» **Goal**:
Gather up the lines that contain "title".
══ Dataset records ══
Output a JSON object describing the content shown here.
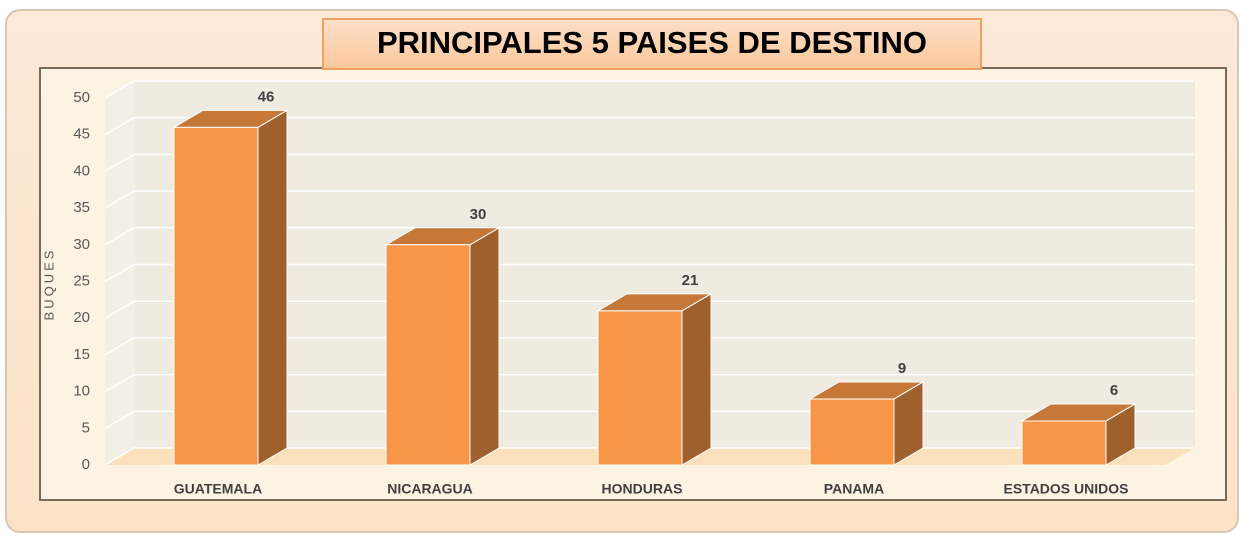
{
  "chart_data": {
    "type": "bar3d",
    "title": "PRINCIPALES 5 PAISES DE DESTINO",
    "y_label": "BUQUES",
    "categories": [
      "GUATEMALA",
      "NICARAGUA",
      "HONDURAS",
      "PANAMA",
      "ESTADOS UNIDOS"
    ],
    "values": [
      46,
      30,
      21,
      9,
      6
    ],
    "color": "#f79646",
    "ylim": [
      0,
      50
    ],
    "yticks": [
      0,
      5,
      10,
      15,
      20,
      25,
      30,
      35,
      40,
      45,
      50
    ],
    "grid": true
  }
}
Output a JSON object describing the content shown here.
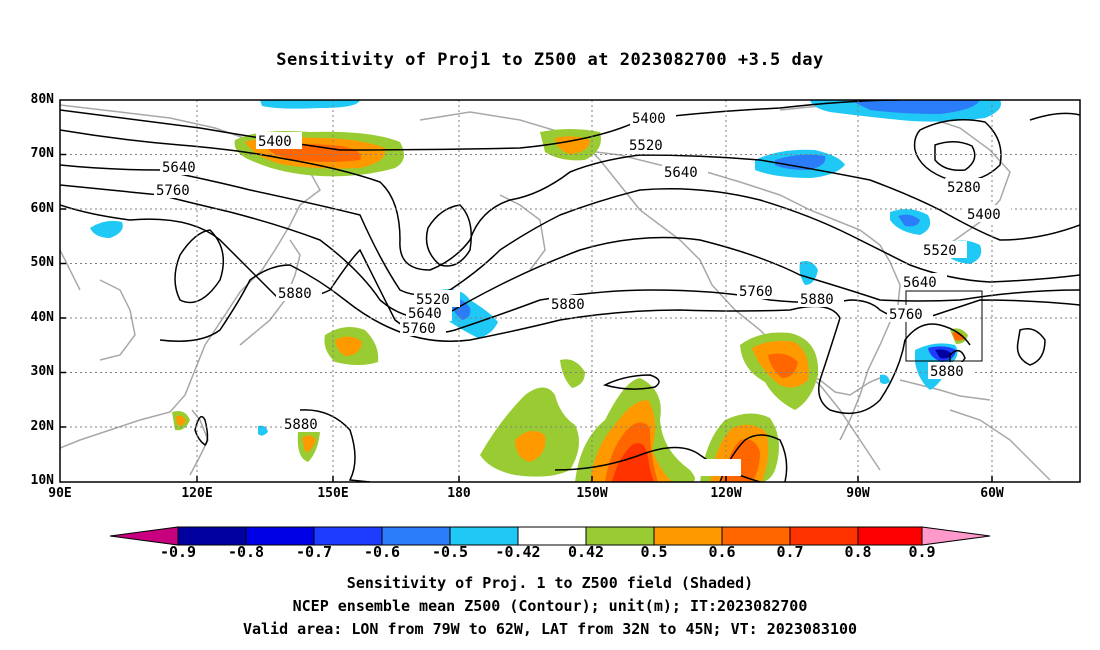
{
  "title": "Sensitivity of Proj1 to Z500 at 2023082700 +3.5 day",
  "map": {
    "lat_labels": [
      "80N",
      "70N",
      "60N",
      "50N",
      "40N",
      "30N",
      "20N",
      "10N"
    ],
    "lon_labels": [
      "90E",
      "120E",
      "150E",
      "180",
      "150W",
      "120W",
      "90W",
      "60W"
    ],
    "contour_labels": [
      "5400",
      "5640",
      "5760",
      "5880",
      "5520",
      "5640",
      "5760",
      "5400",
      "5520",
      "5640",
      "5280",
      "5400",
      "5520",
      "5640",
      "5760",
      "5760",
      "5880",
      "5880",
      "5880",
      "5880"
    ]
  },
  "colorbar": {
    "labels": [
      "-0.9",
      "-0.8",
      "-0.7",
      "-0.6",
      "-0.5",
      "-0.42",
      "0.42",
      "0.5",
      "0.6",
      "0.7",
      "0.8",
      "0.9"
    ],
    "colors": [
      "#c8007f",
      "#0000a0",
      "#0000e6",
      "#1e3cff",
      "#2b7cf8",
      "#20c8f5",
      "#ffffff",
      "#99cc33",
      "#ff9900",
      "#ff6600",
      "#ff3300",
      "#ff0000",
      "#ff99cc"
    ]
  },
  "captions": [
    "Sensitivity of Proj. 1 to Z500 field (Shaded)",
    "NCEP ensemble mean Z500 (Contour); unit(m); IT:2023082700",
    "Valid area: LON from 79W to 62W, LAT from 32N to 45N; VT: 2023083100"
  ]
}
═══
══ Dataset records ══
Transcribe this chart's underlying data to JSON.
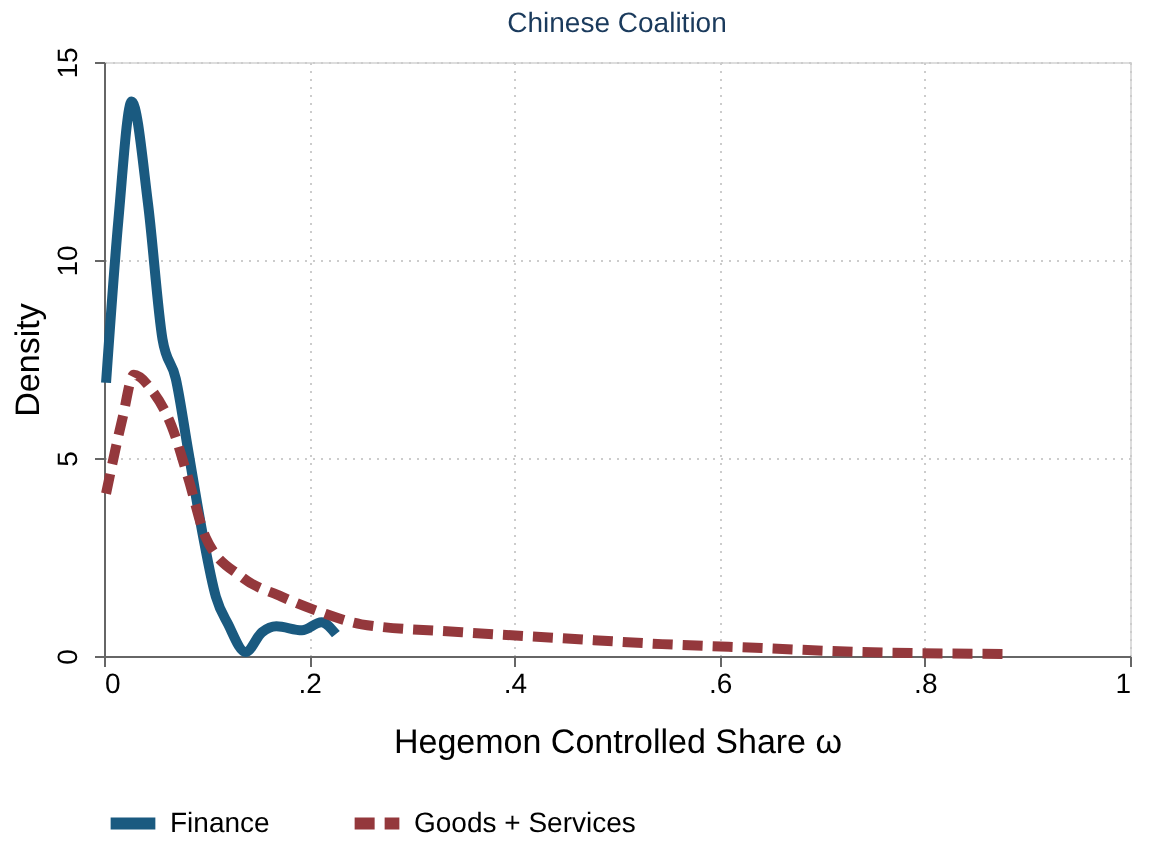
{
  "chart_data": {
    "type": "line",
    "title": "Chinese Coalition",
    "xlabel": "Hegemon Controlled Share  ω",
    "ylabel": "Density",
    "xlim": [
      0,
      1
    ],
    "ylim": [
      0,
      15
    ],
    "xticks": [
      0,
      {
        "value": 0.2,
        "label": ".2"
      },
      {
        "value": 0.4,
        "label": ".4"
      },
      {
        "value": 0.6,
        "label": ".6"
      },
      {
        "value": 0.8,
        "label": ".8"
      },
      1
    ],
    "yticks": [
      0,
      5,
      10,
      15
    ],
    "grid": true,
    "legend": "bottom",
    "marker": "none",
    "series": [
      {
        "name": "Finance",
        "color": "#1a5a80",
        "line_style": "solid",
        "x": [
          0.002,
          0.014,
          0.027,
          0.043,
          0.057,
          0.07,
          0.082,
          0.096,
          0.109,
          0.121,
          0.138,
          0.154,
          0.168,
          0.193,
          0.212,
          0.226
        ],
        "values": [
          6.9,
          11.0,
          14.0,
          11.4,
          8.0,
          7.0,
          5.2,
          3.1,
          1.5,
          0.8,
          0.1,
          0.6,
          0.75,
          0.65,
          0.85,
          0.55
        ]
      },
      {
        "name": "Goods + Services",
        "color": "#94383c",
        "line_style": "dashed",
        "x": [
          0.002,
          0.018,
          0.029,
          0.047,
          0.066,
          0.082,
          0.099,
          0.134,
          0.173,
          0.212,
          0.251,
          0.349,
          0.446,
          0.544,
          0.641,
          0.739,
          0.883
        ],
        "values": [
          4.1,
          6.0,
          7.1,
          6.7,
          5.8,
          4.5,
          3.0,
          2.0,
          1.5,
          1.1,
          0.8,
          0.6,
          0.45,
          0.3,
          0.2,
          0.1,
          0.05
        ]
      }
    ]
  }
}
═══
» **Solution to this task**:
    "title": "PRINCIPALES 5 PAISES DE DESTINO",
  "title": "Sensitivity of Proj1 to Z500 at 2023082700 +3.5 day",
    "title": "Chinese Coalition",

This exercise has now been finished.